>> BEGIN MATERIAL TO PROCESS

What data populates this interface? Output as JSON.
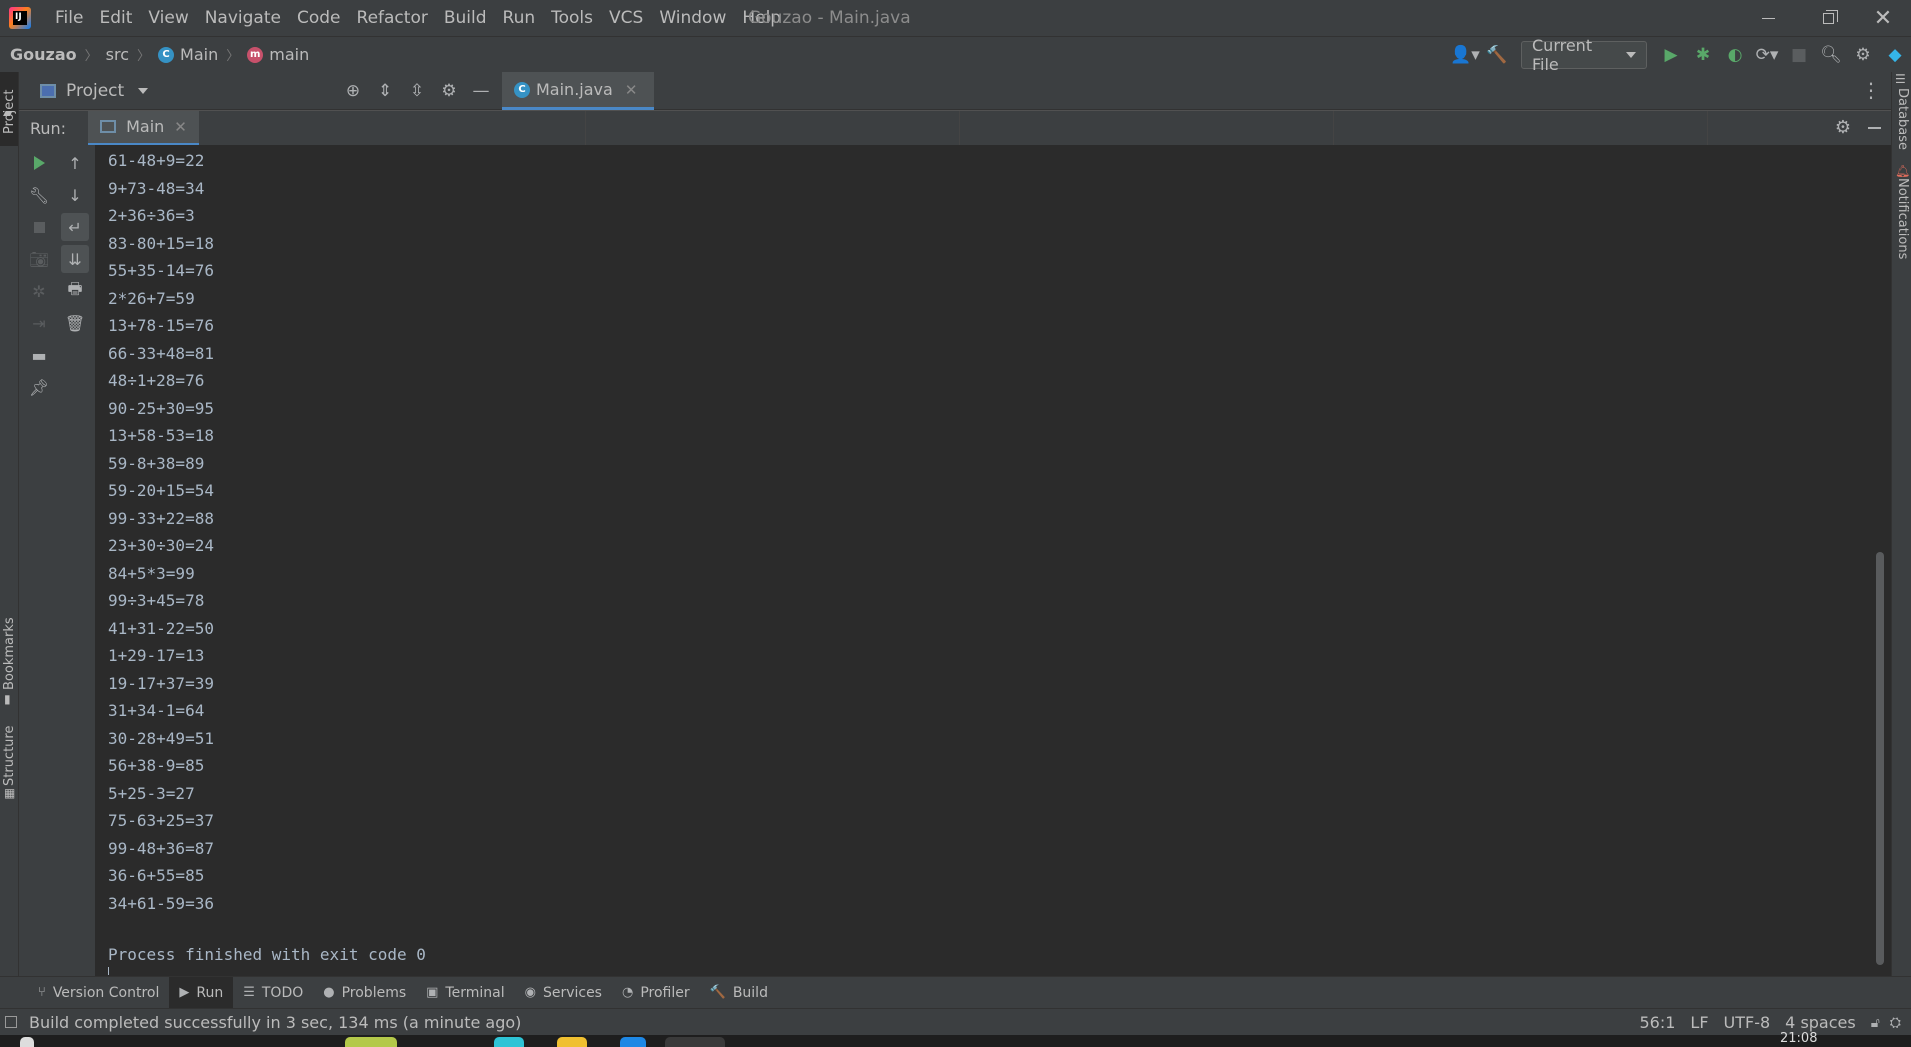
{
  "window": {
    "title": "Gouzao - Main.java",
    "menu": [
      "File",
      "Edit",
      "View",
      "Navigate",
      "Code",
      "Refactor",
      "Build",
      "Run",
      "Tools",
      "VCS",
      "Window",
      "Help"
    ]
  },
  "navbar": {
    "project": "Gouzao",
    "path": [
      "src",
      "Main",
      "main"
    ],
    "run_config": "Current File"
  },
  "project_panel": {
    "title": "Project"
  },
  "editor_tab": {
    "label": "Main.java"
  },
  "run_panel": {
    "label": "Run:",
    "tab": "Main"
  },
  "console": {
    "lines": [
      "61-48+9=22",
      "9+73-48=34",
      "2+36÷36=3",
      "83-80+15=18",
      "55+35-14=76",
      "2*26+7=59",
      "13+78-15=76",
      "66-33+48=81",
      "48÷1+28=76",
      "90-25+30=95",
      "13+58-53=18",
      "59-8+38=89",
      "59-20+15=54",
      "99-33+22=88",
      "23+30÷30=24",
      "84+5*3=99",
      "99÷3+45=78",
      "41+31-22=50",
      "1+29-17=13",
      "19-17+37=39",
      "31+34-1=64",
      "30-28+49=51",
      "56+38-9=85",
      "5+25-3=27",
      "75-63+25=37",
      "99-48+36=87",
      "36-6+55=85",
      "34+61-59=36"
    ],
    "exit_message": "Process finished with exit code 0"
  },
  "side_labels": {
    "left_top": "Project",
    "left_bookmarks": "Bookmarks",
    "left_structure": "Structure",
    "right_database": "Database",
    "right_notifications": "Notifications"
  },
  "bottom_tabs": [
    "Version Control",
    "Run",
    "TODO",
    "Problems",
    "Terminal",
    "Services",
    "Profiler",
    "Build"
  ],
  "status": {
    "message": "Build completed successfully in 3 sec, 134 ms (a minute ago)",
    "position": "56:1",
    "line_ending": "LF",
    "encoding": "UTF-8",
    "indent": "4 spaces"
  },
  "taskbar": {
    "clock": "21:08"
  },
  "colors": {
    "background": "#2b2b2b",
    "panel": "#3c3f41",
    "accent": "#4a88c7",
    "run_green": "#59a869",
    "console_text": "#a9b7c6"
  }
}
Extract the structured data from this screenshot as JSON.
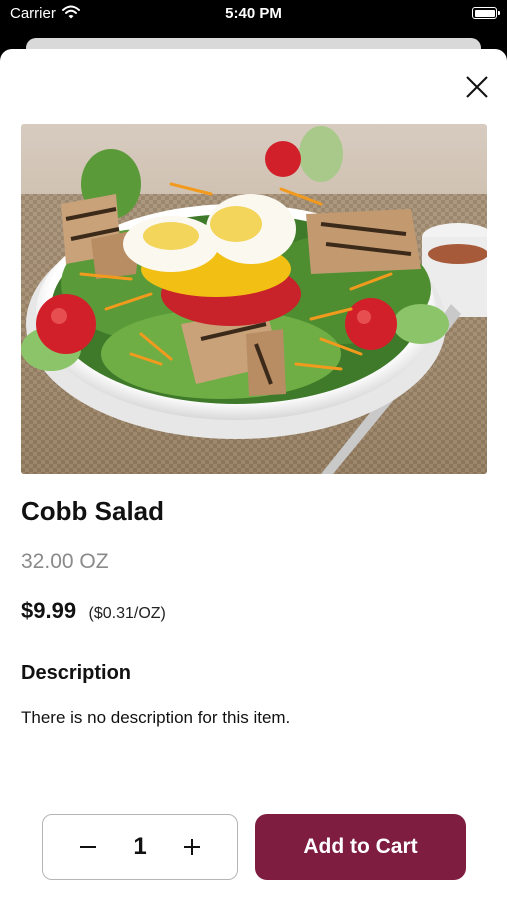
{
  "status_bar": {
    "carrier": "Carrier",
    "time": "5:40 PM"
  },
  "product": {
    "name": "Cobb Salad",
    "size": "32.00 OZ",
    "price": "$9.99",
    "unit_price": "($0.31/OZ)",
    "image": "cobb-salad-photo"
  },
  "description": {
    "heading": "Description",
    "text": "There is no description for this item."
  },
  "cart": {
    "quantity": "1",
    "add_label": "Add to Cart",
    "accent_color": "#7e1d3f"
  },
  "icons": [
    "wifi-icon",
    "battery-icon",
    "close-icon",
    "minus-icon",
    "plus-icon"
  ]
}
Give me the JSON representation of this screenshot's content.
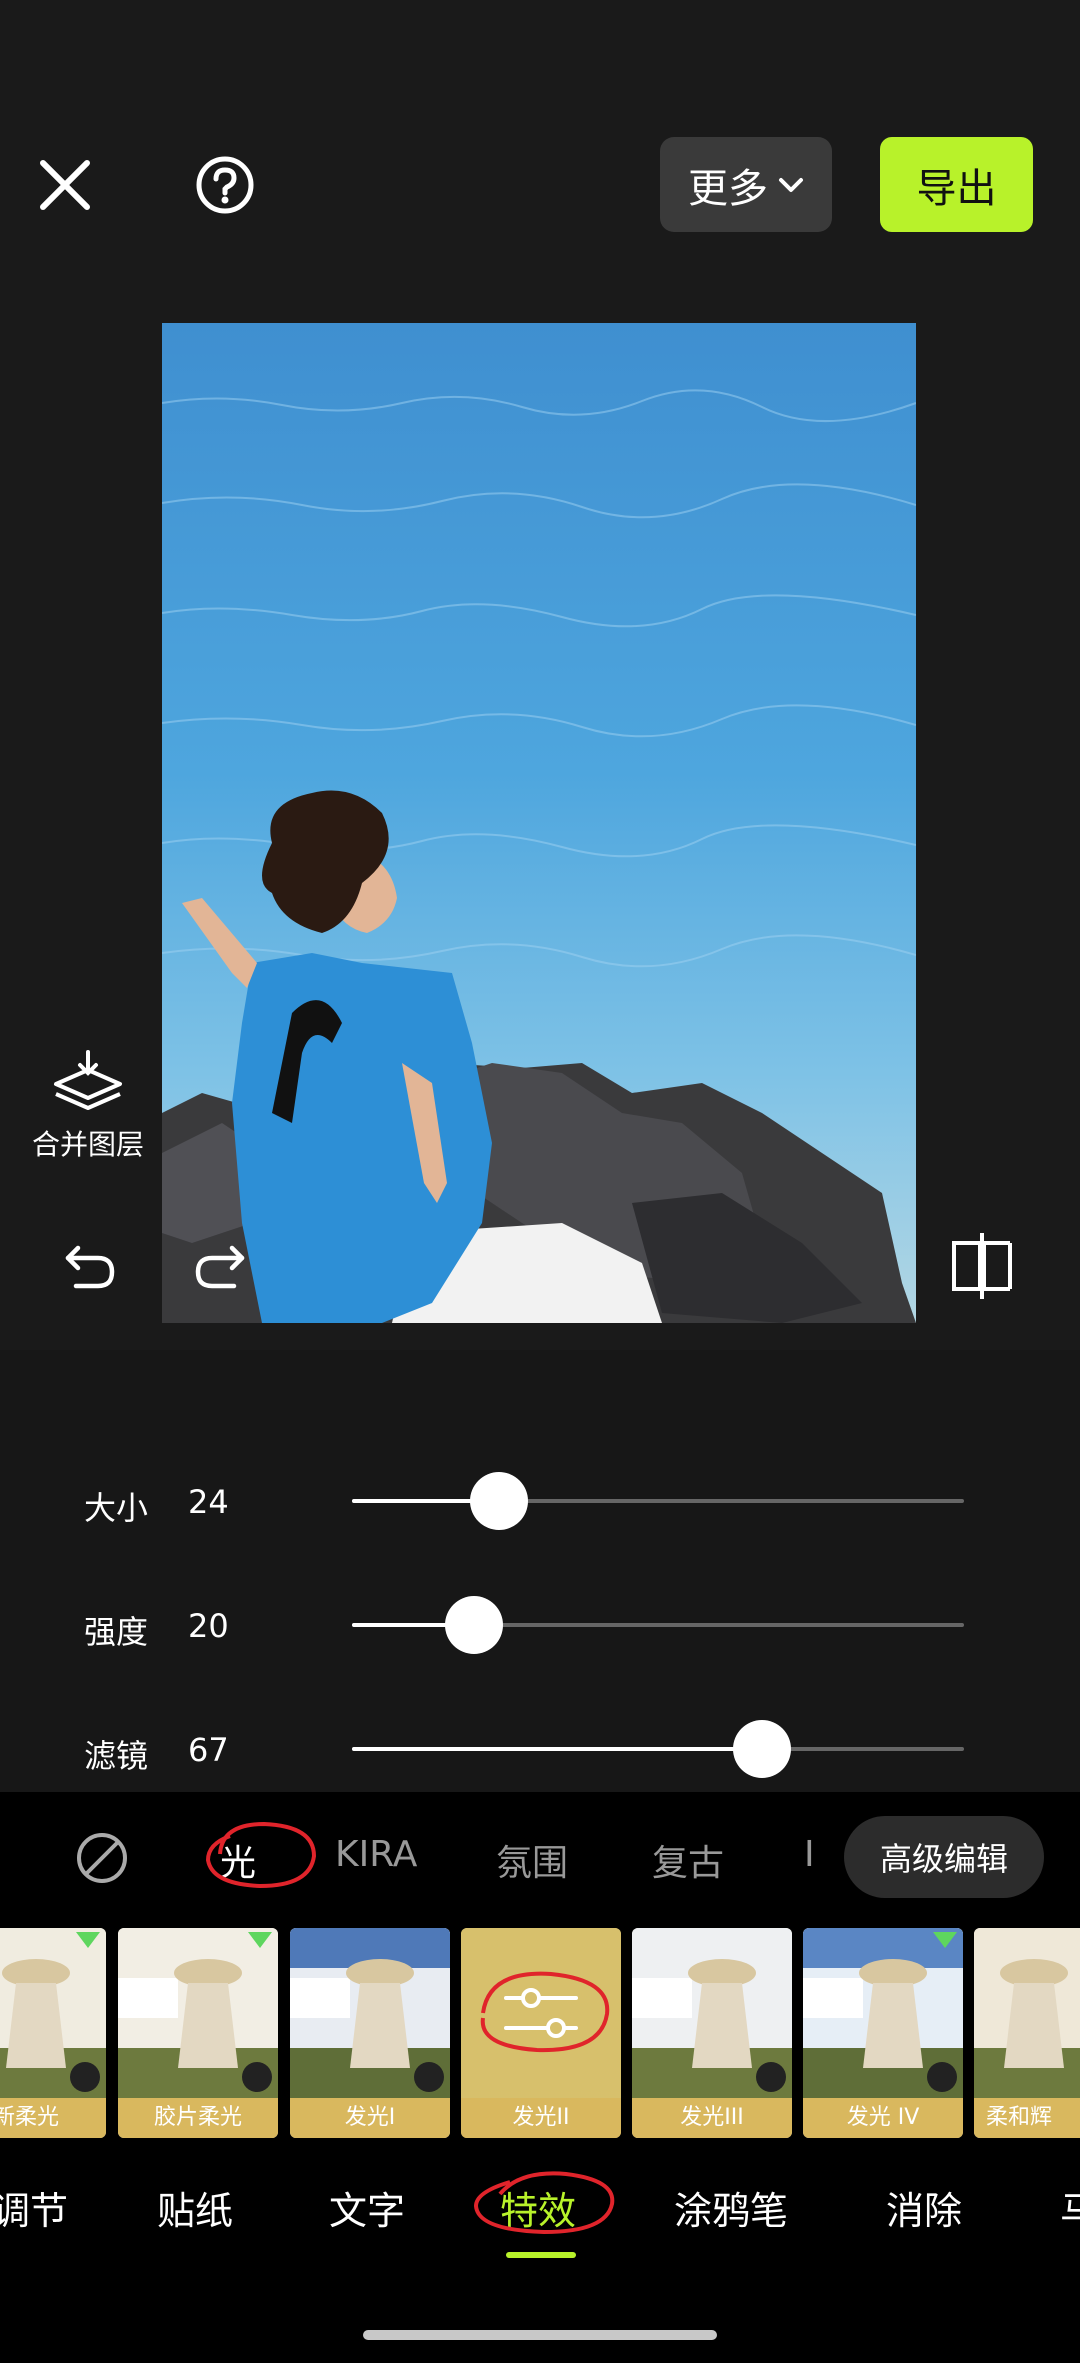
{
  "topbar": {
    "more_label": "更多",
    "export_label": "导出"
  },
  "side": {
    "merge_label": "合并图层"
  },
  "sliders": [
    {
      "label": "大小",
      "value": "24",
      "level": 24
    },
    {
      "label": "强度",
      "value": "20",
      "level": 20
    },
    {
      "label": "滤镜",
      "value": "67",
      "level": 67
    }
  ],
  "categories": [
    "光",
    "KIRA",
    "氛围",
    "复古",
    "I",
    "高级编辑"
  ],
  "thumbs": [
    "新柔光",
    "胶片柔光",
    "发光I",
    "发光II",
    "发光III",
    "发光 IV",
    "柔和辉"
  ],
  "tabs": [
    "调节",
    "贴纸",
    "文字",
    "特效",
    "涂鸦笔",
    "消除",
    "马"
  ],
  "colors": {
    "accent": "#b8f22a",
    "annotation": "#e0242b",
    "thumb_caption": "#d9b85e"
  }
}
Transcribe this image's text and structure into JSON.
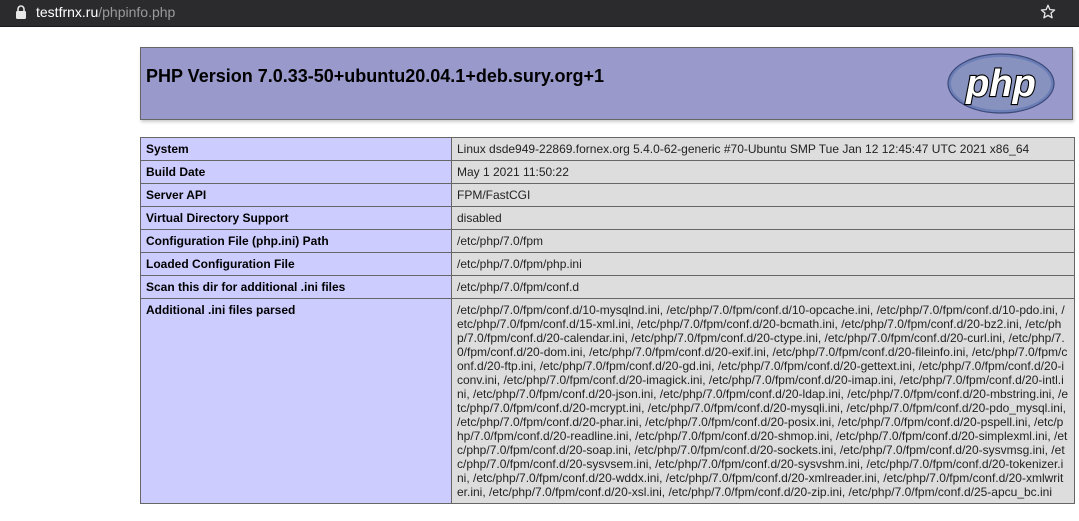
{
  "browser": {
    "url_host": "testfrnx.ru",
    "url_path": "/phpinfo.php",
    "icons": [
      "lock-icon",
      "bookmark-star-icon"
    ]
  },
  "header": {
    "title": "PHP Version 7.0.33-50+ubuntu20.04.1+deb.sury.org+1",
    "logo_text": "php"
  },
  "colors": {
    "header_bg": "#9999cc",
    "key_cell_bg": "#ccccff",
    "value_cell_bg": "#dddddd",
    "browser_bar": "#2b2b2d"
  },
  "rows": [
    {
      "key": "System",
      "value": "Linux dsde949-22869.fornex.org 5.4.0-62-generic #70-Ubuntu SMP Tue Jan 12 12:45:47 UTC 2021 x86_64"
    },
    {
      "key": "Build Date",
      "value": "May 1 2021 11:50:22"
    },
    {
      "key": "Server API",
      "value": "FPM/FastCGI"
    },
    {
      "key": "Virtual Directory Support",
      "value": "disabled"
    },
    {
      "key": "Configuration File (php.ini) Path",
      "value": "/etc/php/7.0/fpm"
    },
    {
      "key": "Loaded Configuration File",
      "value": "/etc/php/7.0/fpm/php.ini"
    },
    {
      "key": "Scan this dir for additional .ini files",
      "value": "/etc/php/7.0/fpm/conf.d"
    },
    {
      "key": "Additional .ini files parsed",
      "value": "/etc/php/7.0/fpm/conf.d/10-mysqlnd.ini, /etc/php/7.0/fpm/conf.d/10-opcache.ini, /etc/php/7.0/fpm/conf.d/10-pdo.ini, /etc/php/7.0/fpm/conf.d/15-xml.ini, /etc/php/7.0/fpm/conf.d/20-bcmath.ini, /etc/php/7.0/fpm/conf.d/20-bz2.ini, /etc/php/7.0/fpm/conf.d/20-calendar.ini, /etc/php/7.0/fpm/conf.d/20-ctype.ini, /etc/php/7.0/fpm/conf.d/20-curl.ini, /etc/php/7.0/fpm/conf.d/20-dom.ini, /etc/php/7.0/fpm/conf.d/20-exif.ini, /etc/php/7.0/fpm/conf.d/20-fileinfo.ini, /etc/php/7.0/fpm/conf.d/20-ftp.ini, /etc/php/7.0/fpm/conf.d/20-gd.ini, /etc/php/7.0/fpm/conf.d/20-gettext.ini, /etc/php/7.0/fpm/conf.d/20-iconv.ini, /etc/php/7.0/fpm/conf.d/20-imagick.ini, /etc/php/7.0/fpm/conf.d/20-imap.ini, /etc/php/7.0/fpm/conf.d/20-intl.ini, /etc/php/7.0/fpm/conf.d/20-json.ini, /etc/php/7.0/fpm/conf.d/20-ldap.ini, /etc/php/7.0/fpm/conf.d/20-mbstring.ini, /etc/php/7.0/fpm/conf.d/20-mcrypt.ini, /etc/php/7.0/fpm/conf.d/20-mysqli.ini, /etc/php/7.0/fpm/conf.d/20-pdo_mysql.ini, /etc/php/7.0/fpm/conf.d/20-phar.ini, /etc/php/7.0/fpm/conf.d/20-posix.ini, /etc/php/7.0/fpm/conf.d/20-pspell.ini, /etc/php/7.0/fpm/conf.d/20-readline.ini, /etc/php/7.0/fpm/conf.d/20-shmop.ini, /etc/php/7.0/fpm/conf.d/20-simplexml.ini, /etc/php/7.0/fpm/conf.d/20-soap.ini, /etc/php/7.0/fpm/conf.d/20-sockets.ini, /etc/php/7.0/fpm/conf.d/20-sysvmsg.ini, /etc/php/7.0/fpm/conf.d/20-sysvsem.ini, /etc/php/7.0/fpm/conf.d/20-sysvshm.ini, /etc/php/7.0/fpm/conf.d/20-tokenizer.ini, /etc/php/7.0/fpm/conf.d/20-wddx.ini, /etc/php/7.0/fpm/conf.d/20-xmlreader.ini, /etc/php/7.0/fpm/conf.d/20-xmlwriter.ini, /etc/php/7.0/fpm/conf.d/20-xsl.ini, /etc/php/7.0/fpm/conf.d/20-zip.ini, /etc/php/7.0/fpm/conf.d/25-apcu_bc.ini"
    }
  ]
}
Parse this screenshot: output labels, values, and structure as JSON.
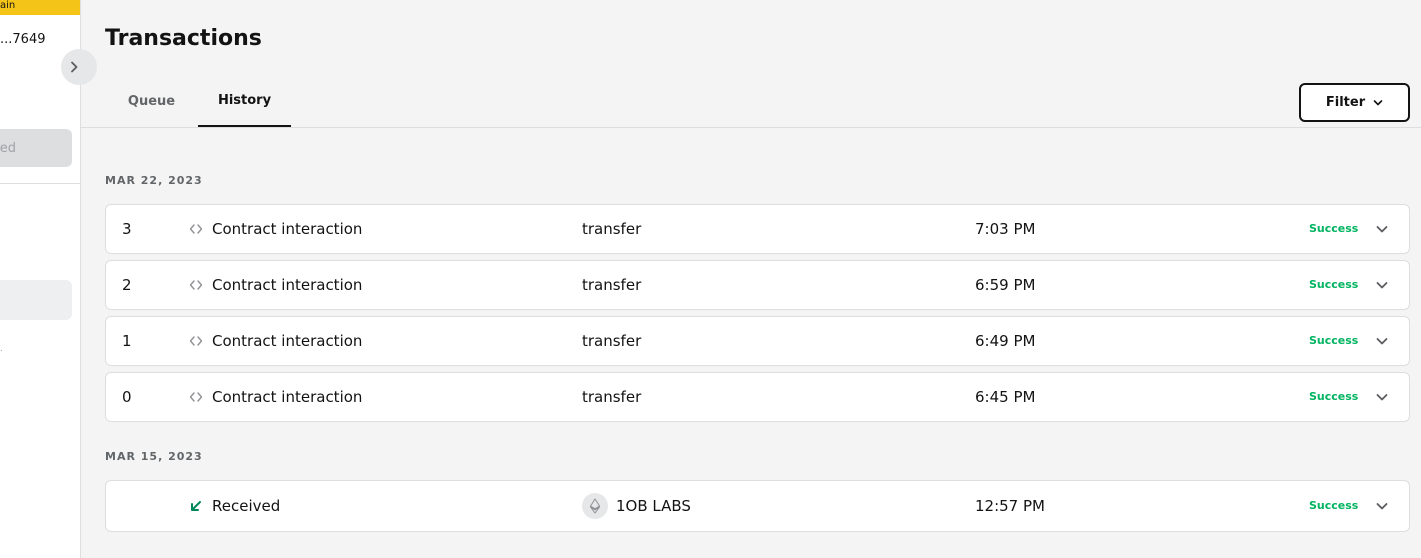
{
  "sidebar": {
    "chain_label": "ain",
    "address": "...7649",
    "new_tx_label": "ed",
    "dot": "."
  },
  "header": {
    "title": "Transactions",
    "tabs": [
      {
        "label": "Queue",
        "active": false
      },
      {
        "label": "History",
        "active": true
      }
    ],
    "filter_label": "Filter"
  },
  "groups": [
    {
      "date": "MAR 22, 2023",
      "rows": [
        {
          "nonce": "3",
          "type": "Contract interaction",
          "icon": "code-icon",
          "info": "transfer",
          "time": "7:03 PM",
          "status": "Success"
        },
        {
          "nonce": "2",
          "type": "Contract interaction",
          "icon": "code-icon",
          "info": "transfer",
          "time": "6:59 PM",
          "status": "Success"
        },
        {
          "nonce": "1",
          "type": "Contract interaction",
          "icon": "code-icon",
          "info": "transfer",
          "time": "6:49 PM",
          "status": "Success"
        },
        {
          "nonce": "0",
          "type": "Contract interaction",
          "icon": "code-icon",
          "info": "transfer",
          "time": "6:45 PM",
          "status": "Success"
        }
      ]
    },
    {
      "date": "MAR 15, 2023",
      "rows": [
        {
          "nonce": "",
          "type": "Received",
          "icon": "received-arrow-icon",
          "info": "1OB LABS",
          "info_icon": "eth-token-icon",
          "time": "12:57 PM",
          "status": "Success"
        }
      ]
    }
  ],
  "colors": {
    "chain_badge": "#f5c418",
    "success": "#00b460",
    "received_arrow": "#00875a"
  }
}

>> END MATERIAL TO PROCESS

**TASK OBJECTIVE**
Copy out every line that includes the word "java".

**ANSWER BELOW**
    "title": "Gouzao - Main.java",
    "label": "Main.java"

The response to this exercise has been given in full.